** Start of Given data **

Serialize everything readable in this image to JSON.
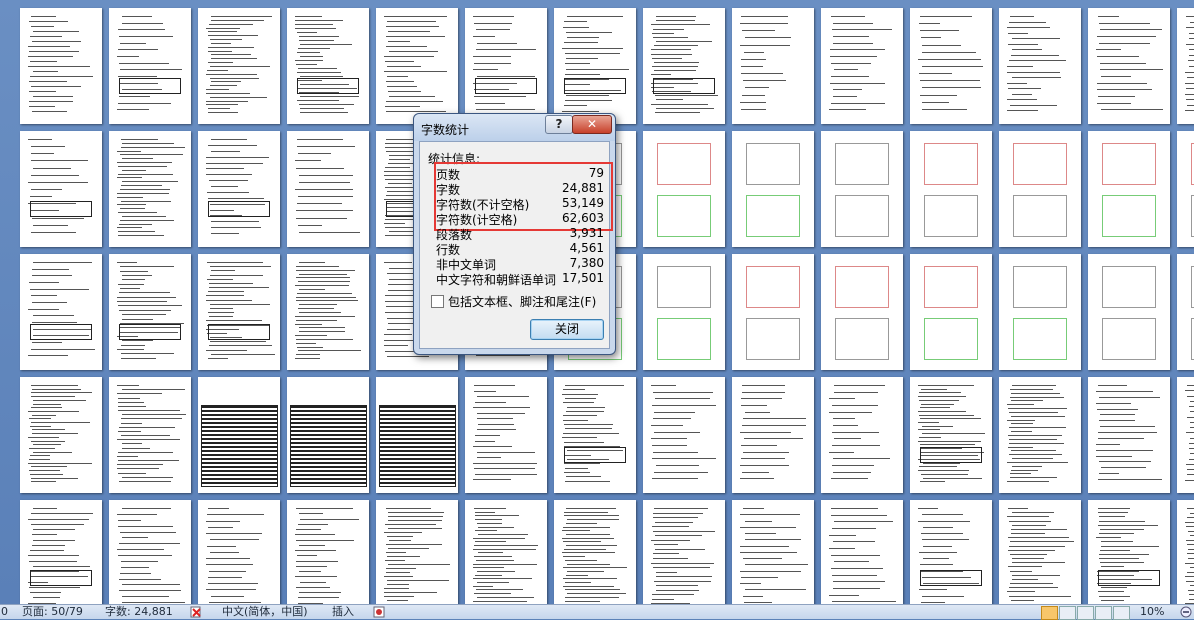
{
  "dialog": {
    "title": "字数统计",
    "help_label": "?",
    "close_x_label": "✕",
    "section_label": "统计信息:",
    "stats": [
      {
        "label": "页数",
        "value": "79"
      },
      {
        "label": "字数",
        "value": "24,881"
      },
      {
        "label": "字符数(不计空格)",
        "value": "53,149"
      },
      {
        "label": "字符数(计空格)",
        "value": "62,603"
      },
      {
        "label": "段落数",
        "value": "3,931"
      },
      {
        "label": "行数",
        "value": "4,561"
      },
      {
        "label": "非中文单词",
        "value": "7,380"
      },
      {
        "label": "中文字符和朝鲜语单词",
        "value": "17,501"
      }
    ],
    "checkbox_label": "包括文本框、脚注和尾注(F)",
    "checkbox_checked": false,
    "close_button_label": "关闭"
  },
  "statusbar": {
    "left_cut": "0",
    "page": "页面: 50/79",
    "words": "字数: 24,881",
    "language": "中文(简体，中国)",
    "mode": "插入",
    "zoom": "10%"
  },
  "colors": {
    "background": "#5b82b8",
    "highlight": "#e53935",
    "close_x": "#c7402a"
  },
  "thumbnails": {
    "rows": 5,
    "cols": 14,
    "icon": "document-page-thumbnail"
  }
}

** End of Given data **

▶ **The request**
All of the material above should be reproduced exactly, except the pictures.

▶ **Written reply**
Serialize everything readable in this image to JSON.
{
  "dialog": {
    "title": "字数统计",
    "help_label": "?",
    "close_x_label": "✕",
    "section_label": "统计信息:",
    "stats": [
      {
        "label": "页数",
        "value": "79"
      },
      {
        "label": "字数",
        "value": "24,881"
      },
      {
        "label": "字符数(不计空格)",
        "value": "53,149"
      },
      {
        "label": "字符数(计空格)",
        "value": "62,603"
      },
      {
        "label": "段落数",
        "value": "3,931"
      },
      {
        "label": "行数",
        "value": "4,561"
      },
      {
        "label": "非中文单词",
        "value": "7,380"
      },
      {
        "label": "中文字符和朝鲜语单词",
        "value": "17,501"
      }
    ],
    "checkbox_label": "包括文本框、脚注和尾注(F)",
    "checkbox_checked": false,
    "close_button_label": "关闭"
  },
  "statusbar": {
    "left_cut": "0",
    "page": "页面: 50/79",
    "words": "字数: 24,881",
    "language": "中文(简体，中国)",
    "mode": "插入",
    "zoom": "10%"
  },
  "colors": {
    "background": "#5b82b8",
    "highlight": "#e53935",
    "close_x": "#c7402a"
  },
  "thumbnails": {
    "rows": 5,
    "cols": 14,
    "icon": "document-page-thumbnail"
  }
}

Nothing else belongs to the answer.